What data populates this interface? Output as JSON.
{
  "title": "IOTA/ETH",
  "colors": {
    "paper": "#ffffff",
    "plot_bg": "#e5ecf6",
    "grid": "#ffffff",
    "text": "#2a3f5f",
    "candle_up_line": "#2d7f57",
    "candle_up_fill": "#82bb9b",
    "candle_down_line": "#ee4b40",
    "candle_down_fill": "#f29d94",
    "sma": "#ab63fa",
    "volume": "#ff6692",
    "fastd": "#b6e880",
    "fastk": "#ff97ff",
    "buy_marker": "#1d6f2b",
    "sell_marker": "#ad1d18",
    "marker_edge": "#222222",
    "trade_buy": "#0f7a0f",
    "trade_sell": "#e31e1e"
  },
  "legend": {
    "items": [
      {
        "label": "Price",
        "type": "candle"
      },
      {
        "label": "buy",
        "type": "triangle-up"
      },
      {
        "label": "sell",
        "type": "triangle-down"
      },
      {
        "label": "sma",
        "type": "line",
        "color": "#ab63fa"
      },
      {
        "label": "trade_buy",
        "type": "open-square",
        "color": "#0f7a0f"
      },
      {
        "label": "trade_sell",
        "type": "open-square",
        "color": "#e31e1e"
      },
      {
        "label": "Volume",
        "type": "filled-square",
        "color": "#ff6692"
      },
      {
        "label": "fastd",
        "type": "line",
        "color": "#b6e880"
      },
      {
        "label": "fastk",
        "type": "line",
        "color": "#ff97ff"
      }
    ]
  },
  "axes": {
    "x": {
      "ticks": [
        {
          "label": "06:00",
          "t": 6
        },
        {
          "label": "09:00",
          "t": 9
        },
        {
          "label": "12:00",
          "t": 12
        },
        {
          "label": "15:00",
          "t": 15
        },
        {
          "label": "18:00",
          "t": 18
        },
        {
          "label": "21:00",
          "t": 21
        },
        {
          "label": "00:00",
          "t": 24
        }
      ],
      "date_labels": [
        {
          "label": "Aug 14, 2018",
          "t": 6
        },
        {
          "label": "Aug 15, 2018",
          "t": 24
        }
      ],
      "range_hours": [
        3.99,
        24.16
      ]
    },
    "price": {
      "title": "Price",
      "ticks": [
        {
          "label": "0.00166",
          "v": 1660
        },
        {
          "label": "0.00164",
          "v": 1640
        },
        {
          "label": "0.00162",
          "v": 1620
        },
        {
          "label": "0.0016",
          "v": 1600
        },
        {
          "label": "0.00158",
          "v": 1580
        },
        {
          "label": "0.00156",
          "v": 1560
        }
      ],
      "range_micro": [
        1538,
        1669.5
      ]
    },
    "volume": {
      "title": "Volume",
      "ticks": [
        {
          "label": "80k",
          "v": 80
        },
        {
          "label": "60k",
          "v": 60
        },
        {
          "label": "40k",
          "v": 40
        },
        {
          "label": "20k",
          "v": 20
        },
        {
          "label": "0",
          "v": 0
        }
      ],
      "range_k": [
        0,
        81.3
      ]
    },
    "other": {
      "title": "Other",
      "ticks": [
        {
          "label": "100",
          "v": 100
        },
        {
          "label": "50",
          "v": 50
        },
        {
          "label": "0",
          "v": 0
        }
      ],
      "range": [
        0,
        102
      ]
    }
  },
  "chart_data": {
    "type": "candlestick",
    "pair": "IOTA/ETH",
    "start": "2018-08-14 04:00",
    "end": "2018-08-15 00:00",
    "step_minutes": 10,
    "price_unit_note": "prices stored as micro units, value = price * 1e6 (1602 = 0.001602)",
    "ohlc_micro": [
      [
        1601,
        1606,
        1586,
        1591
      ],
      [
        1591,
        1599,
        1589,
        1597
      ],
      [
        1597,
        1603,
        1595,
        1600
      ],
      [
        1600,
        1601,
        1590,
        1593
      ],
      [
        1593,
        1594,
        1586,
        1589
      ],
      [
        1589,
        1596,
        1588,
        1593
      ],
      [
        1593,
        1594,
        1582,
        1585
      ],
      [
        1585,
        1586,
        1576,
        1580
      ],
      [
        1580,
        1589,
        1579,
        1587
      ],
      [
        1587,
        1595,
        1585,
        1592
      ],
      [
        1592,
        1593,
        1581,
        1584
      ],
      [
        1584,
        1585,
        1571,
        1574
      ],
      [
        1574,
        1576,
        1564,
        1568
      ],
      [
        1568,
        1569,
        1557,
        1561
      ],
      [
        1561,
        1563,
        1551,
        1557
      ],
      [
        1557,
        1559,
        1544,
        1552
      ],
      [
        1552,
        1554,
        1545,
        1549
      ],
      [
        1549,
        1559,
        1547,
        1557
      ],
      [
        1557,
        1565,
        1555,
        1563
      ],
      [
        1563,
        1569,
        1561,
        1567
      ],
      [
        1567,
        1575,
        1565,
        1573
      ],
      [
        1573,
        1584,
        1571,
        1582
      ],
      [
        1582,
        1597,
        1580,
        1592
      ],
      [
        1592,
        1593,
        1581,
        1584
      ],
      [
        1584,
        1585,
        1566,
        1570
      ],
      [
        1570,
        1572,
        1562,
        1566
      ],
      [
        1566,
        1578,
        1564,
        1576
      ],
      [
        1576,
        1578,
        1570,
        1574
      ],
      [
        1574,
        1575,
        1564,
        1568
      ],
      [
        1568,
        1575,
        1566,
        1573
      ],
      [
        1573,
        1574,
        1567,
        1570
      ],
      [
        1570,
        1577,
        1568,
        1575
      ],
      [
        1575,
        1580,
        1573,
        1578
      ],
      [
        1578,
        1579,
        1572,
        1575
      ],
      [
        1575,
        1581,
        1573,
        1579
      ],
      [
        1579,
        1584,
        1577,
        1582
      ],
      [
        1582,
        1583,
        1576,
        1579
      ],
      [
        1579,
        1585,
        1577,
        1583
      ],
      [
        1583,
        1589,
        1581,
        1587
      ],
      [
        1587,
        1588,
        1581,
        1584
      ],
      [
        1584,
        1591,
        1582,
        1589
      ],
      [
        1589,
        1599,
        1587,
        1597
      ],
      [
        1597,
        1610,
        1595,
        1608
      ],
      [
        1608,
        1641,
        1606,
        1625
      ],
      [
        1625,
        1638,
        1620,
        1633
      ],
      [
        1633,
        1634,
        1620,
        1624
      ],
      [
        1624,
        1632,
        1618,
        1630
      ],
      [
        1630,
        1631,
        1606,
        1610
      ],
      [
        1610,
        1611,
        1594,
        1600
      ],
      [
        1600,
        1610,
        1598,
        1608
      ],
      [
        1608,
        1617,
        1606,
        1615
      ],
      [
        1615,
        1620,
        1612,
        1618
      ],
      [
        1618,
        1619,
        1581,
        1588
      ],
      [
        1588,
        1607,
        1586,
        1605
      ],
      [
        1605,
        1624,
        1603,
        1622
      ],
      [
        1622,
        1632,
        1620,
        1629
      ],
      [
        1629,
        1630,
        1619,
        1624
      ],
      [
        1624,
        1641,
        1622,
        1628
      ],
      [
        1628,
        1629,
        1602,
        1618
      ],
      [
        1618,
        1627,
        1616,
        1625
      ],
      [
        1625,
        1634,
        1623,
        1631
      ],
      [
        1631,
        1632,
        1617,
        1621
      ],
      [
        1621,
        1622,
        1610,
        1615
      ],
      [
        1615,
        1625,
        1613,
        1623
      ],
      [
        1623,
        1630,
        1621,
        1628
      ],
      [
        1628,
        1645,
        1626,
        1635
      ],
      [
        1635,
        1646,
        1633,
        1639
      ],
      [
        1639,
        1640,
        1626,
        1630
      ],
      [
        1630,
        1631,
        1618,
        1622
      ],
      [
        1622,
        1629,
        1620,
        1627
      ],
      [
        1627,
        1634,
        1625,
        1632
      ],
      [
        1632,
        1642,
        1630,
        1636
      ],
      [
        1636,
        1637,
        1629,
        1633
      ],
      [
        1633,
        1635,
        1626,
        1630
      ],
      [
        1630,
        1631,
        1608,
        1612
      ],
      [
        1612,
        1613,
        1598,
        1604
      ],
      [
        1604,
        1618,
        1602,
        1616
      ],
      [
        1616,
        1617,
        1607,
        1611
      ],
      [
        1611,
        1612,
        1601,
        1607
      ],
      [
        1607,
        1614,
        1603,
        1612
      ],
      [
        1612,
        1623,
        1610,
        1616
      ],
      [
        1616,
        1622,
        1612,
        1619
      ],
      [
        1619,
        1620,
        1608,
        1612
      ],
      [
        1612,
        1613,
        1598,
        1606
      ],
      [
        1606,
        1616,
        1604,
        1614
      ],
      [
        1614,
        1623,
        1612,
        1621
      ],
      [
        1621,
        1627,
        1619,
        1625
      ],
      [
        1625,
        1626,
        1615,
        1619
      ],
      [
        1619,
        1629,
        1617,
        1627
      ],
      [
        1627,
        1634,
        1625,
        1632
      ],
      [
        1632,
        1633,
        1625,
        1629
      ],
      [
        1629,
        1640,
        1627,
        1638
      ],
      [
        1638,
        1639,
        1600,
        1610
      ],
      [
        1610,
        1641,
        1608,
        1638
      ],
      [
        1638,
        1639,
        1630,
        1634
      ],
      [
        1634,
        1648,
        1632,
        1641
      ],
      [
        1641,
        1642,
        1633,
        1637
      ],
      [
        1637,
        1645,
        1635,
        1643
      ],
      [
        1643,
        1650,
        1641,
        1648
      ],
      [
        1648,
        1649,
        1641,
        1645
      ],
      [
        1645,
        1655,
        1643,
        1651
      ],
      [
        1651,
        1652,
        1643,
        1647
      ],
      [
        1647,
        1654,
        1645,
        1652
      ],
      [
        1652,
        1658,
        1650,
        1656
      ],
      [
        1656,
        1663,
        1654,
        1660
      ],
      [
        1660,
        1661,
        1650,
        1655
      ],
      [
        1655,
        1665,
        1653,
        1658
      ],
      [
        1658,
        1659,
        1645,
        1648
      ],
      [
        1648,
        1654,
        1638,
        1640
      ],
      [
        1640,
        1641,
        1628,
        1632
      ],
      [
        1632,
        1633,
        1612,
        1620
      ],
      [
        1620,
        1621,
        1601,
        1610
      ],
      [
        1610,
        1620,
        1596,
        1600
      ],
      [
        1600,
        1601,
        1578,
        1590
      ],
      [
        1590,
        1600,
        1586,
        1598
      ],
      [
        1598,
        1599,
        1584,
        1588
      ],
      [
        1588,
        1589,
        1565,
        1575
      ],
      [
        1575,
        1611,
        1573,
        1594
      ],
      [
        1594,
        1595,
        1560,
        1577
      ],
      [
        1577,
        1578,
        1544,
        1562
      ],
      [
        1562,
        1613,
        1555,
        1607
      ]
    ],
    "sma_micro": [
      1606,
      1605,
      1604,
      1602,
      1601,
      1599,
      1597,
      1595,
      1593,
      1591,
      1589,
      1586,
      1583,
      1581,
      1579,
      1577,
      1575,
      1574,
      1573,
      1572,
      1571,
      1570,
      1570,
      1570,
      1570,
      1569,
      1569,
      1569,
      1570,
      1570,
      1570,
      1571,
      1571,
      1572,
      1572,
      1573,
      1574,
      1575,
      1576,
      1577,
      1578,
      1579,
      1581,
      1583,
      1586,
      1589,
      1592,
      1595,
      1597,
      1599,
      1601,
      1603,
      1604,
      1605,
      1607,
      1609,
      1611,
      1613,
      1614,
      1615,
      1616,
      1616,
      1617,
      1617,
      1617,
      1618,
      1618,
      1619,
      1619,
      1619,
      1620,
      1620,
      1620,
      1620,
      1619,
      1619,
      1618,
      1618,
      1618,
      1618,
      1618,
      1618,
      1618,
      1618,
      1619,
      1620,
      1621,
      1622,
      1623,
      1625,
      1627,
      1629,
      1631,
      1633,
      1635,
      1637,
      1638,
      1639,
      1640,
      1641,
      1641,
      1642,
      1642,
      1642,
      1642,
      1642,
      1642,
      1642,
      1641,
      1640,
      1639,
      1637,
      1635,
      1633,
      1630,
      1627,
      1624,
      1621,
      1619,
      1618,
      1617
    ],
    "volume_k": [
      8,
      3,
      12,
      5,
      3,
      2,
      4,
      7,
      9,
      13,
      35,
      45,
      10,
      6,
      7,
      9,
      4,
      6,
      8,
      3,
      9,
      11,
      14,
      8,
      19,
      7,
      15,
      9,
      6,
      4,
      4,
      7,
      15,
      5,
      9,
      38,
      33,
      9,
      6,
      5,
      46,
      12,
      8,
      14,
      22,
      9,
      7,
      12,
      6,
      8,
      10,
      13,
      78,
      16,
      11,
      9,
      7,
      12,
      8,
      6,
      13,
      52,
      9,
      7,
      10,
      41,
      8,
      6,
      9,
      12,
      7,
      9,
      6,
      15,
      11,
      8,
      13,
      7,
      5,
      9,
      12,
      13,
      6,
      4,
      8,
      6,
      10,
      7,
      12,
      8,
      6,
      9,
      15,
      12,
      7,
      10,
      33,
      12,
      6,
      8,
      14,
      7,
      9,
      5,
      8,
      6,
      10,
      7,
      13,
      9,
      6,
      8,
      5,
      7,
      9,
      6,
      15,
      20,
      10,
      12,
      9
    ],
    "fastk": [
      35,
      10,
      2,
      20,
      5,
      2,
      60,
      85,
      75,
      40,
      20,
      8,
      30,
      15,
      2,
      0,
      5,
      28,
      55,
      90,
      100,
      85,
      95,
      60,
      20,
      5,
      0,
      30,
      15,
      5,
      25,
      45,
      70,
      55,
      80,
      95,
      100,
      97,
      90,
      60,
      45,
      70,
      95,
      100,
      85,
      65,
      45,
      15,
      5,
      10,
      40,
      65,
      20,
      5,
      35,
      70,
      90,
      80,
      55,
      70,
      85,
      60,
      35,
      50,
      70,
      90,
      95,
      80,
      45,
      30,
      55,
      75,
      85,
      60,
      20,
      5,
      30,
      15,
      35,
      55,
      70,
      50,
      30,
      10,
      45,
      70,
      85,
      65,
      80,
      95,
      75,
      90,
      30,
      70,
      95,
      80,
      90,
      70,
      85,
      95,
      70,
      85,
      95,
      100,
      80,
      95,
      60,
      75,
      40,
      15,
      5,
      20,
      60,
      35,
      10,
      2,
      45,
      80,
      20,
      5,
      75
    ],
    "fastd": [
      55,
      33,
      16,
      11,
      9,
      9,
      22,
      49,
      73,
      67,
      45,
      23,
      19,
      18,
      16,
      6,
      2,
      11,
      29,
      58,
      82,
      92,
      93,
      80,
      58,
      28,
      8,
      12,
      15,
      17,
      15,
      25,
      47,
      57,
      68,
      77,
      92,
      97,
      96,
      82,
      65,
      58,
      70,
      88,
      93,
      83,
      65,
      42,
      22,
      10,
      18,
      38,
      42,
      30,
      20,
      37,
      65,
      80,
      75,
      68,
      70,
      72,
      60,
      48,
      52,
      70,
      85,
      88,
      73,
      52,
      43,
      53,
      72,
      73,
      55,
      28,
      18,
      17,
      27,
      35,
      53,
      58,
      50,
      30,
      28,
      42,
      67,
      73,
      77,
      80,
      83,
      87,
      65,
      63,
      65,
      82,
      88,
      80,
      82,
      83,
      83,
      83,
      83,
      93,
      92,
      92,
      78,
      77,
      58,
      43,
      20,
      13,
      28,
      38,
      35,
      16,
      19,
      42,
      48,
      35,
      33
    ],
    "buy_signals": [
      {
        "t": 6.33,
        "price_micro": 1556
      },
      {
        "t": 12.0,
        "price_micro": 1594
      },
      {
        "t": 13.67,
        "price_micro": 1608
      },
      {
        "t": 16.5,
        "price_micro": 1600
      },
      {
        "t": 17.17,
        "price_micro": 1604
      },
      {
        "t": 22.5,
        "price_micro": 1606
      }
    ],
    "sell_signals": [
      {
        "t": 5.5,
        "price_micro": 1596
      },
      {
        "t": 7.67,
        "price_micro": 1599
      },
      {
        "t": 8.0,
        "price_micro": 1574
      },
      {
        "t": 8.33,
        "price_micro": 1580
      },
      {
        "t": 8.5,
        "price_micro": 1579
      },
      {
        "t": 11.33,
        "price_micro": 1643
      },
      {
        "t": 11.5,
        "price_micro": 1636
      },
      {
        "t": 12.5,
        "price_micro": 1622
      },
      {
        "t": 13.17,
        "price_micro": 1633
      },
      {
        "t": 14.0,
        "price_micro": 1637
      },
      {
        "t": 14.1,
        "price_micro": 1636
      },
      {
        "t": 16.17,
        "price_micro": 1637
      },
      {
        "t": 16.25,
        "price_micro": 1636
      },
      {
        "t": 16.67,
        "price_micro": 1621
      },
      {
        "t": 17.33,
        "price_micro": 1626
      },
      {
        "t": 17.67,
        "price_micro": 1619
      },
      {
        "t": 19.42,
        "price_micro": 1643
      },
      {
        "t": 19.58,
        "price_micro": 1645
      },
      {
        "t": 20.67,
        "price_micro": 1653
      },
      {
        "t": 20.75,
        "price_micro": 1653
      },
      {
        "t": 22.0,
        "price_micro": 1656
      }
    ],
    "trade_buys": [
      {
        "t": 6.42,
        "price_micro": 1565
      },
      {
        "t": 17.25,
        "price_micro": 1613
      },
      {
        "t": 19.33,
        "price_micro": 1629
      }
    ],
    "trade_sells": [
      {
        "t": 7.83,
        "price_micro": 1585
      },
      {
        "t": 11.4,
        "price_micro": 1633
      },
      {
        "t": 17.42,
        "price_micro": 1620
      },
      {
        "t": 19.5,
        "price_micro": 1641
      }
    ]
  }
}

== == ==

→ **What is being asked**:
Using the records above, pull out each line where the word "type" occurs.

→ **Result of this task**:
        "type": "candle"
        "type": "triangle-up"
        "type": "triangle-down"
        "type": "line",
        "type": "open-square",
        "type": "open-square",
        "type": "filled-square",
        "type": "line",
        "type": "line",
    "type": "candlestick",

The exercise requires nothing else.